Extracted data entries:
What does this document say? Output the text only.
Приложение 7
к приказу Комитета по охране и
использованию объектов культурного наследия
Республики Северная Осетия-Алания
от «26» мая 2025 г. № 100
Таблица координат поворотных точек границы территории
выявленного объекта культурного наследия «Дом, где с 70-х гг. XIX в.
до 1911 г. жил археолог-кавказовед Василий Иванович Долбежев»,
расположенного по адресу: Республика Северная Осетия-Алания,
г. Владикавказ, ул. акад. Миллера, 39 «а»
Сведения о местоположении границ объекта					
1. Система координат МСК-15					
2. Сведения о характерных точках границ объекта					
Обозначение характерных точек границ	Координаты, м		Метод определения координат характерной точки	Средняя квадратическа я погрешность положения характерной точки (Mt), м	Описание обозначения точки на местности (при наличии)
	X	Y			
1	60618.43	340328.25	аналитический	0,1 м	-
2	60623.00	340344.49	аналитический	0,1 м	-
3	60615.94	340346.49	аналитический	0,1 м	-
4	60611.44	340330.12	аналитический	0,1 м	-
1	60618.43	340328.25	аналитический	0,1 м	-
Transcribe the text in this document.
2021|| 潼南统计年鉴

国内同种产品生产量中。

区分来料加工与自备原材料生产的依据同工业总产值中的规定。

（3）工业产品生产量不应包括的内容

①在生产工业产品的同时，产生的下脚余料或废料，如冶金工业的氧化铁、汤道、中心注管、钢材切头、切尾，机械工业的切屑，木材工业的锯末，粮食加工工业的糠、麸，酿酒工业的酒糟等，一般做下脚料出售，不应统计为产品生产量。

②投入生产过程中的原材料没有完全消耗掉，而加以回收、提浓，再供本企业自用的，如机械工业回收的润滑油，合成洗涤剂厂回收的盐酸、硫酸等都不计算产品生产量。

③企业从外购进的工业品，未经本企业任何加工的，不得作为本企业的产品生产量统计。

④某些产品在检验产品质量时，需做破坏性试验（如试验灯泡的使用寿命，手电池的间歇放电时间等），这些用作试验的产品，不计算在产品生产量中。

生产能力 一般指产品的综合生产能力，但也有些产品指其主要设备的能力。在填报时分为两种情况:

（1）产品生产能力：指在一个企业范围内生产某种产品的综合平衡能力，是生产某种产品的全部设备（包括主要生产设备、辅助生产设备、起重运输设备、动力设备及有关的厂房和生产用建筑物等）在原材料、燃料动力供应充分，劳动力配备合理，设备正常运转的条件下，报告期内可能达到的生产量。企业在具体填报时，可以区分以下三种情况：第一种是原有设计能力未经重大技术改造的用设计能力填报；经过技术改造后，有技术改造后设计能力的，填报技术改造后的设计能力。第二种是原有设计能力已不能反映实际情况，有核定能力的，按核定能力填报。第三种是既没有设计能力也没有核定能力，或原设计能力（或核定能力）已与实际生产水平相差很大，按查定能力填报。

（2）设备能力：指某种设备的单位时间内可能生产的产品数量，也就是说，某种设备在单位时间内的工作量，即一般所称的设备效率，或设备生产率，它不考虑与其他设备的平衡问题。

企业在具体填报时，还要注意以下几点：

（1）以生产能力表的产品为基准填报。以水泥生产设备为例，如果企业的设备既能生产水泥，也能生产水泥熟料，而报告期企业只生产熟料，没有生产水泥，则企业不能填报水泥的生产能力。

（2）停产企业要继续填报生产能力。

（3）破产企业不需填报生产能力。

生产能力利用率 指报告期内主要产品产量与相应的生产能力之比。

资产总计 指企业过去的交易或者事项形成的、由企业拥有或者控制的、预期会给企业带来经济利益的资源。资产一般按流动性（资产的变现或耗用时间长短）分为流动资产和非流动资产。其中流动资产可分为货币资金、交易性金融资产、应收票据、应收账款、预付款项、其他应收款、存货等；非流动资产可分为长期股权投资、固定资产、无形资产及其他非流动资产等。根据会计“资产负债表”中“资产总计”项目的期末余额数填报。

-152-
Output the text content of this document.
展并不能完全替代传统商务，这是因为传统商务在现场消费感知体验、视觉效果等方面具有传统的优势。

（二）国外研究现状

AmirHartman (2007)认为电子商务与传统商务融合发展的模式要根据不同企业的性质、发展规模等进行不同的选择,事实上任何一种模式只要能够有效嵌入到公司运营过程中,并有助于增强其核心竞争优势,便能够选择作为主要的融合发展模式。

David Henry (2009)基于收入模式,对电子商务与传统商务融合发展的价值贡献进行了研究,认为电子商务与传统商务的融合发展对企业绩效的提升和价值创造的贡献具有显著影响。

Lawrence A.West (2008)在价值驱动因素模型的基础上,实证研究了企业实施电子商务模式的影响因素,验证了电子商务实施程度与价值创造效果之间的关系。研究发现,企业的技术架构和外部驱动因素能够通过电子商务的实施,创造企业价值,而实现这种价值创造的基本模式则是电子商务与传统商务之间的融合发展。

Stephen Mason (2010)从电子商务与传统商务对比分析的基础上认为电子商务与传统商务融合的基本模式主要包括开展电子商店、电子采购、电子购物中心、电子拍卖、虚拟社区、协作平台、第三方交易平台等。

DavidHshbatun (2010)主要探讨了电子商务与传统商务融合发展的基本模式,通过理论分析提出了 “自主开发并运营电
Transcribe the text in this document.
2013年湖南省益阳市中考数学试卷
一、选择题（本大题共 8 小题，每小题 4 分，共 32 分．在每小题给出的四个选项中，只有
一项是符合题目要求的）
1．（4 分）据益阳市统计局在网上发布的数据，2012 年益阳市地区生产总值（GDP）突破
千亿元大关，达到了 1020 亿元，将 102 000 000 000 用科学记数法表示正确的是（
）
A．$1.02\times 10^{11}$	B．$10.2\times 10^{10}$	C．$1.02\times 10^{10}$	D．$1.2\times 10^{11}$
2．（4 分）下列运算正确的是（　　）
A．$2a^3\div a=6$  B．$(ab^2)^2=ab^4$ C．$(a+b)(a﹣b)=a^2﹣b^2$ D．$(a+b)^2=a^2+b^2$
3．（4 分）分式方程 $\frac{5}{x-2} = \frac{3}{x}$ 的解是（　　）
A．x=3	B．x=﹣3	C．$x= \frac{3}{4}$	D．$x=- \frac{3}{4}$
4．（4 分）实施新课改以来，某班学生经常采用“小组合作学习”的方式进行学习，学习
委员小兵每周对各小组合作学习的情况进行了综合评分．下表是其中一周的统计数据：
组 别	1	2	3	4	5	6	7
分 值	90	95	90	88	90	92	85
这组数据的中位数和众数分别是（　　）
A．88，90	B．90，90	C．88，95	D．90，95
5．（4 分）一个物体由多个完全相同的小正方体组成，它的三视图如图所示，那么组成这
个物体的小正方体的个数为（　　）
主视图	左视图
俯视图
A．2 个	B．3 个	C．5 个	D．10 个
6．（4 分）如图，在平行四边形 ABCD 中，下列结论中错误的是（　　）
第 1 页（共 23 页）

→ **Exercise description**
Print the listing above in its entirety, with every line exact.

→ **Answer in full**
What does this document say? Output the text only.
Приложение 7
к приказу Комитета по охране и
использованию объектов культурного наследия
Республики Северная Осетия-Алания
от «26» мая 2025 г. № 100
Таблица координат поворотных точек границы территории
выявленного объекта культурного наследия «Дом, где с 70-х гг. XIX в.
до 1911 г. жил археолог-кавказовед Василий Иванович Долбежев»,
расположенного по адресу: Республика Северная Осетия-Алания,
г. Владикавказ, ул. акад. Миллера, 39 «а»
Сведения о местоположении границ объекта					
1. Система координат МСК-15					
2. Сведения о характерных точках границ объекта					
Обозначение характерных точек границ	Координаты, м		Метод определения координат характерной точки	Средняя квадратическа я погрешность положения характерной точки (Mt), м	Описание обозначения точки на местности (при наличии)
	X	Y			
1	60618.43	340328.25	аналитический	0,1 м	-
2	60623.00	340344.49	аналитический	0,1 м	-
3	60615.94	340346.49	аналитический	0,1 м	-
4	60611.44	340330.12	аналитический	0,1 м	-
1	60618.43	340328.25	аналитический	0,1 м	-
Transcribe the text in this document.
2021|| 潼南统计年鉴

国内同种产品生产量中。

区分来料加工与自备原材料生产的依据同工业总产值中的规定。

（3）工业产品生产量不应包括的内容

①在生产工业产品的同时，产生的下脚余料或废料，如冶金工业的氧化铁、汤道、中心注管、钢材切头、切尾，机械工业的切屑，木材工业的锯末，粮食加工工业的糠、麸，酿酒工业的酒糟等，一般做下脚料出售，不应统计为产品生产量。

②投入生产过程中的原材料没有完全消耗掉，而加以回收、提浓，再供本企业自用的，如机械工业回收的润滑油，合成洗涤剂厂回收的盐酸、硫酸等都不计算产品生产量。

③企业从外购进的工业品，未经本企业任何加工的，不得作为本企业的产品生产量统计。

④某些产品在检验产品质量时，需做破坏性试验（如试验灯泡的使用寿命，手电池的间歇放电时间等），这些用作试验的产品，不计算在产品生产量中。

生产能力 一般指产品的综合生产能力，但也有些产品指其主要设备的能力。在填报时分为两种情况:

（1）产品生产能力：指在一个企业范围内生产某种产品的综合平衡能力，是生产某种产品的全部设备（包括主要生产设备、辅助生产设备、起重运输设备、动力设备及有关的厂房和生产用建筑物等）在原材料、燃料动力供应充分，劳动力配备合理，设备正常运转的条件下，报告期内可能达到的生产量。企业在具体填报时，可以区分以下三种情况：第一种是原有设计能力未经重大技术改造的用设计能力填报；经过技术改造后，有技术改造后设计能力的，填报技术改造后的设计能力。第二种是原有设计能力已不能反映实际情况，有核定能力的，按核定能力填报。第三种是既没有设计能力也没有核定能力，或原设计能力（或核定能力）已与实际生产水平相差很大，按查定能力填报。

（2）设备能力：指某种设备的单位时间内可能生产的产品数量，也就是说，某种设备在单位时间内的工作量，即一般所称的设备效率，或设备生产率，它不考虑与其他设备的平衡问题。

企业在具体填报时，还要注意以下几点：

（1）以生产能力表的产品为基准填报。以水泥生产设备为例，如果企业的设备既能生产水泥，也能生产水泥熟料，而报告期企业只生产熟料，没有生产水泥，则企业不能填报水泥的生产能力。

（2）停产企业要继续填报生产能力。

（3）破产企业不需填报生产能力。

生产能力利用率 指报告期内主要产品产量与相应的生产能力之比。

资产总计 指企业过去的交易或者事项形成的、由企业拥有或者控制的、预期会给企业带来经济利益的资源。资产一般按流动性（资产的变现或耗用时间长短）分为流动资产和非流动资产。其中流动资产可分为货币资金、交易性金融资产、应收票据、应收账款、预付款项、其他应收款、存货等；非流动资产可分为长期股权投资、固定资产、无形资产及其他非流动资产等。根据会计“资产负债表”中“资产总计”项目的期末余额数填报。

-152-
Output the text content of this document.
展并不能完全替代传统商务，这是因为传统商务在现场消费感知体验、视觉效果等方面具有传统的优势。

（二）国外研究现状

AmirHartman (2007)认为电子商务与传统商务融合发展的模式要根据不同企业的性质、发展规模等进行不同的选择,事实上任何一种模式只要能够有效嵌入到公司运营过程中,并有助于增强其核心竞争优势,便能够选择作为主要的融合发展模式。

David Henry (2009)基于收入模式,对电子商务与传统商务融合发展的价值贡献进行了研究,认为电子商务与传统商务的融合发展对企业绩效的提升和价值创造的贡献具有显著影响。

Lawrence A.West (2008)在价值驱动因素模型的基础上,实证研究了企业实施电子商务模式的影响因素,验证了电子商务实施程度与价值创造效果之间的关系。研究发现,企业的技术架构和外部驱动因素能够通过电子商务的实施,创造企业价值,而实现这种价值创造的基本模式则是电子商务与传统商务之间的融合发展。

Stephen Mason (2010)从电子商务与传统商务对比分析的基础上认为电子商务与传统商务融合的基本模式主要包括开展电子商店、电子采购、电子购物中心、电子拍卖、虚拟社区、协作平台、第三方交易平台等。

DavidHshbatun (2010)主要探讨了电子商务与传统商务融合发展的基本模式,通过理论分析提出了 “自主开发并运营电
Transcribe the text in this document.
2013年湖南省益阳市中考数学试卷
一、选择题（本大题共 8 小题，每小题 4 分，共 32 分．在每小题给出的四个选项中，只有
一项是符合题目要求的）
1．（4 分）据益阳市统计局在网上发布的数据，2012 年益阳市地区生产总值（GDP）突破
千亿元大关，达到了 1020 亿元，将 102 000 000 000 用科学记数法表示正确的是（
）
A．$1.02\times 10^{11}$	B．$10.2\times 10^{10}$	C．$1.02\times 10^{10}$	D．$1.2\times 10^{11}$
2．（4 分）下列运算正确的是（　　）
A．$2a^3\div a=6$  B．$(ab^2)^2=ab^4$ C．$(a+b)(a﹣b)=a^2﹣b^2$ D．$(a+b)^2=a^2+b^2$
3．（4 分）分式方程 $\frac{5}{x-2} = \frac{3}{x}$ 的解是（　　）
A．x=3	B．x=﹣3	C．$x= \frac{3}{4}$	D．$x=- \frac{3}{4}$
4．（4 分）实施新课改以来，某班学生经常采用“小组合作学习”的方式进行学习，学习
委员小兵每周对各小组合作学习的情况进行了综合评分．下表是其中一周的统计数据：
组 别	1	2	3	4	5	6	7
分 值	90	95	90	88	90	92	85
这组数据的中位数和众数分别是（　　）
A．88，90	B．90，90	C．88，95	D．90，95
5．（4 分）一个物体由多个完全相同的小正方体组成，它的三视图如图所示，那么组成这
个物体的小正方体的个数为（　　）
主视图	左视图
俯视图
A．2 个	B．3 个	C．5 个	D．10 个
6．（4 分）如图，在平行四边形 ABCD 中，下列结论中错误的是（　　）
第 1 页（共 23 页）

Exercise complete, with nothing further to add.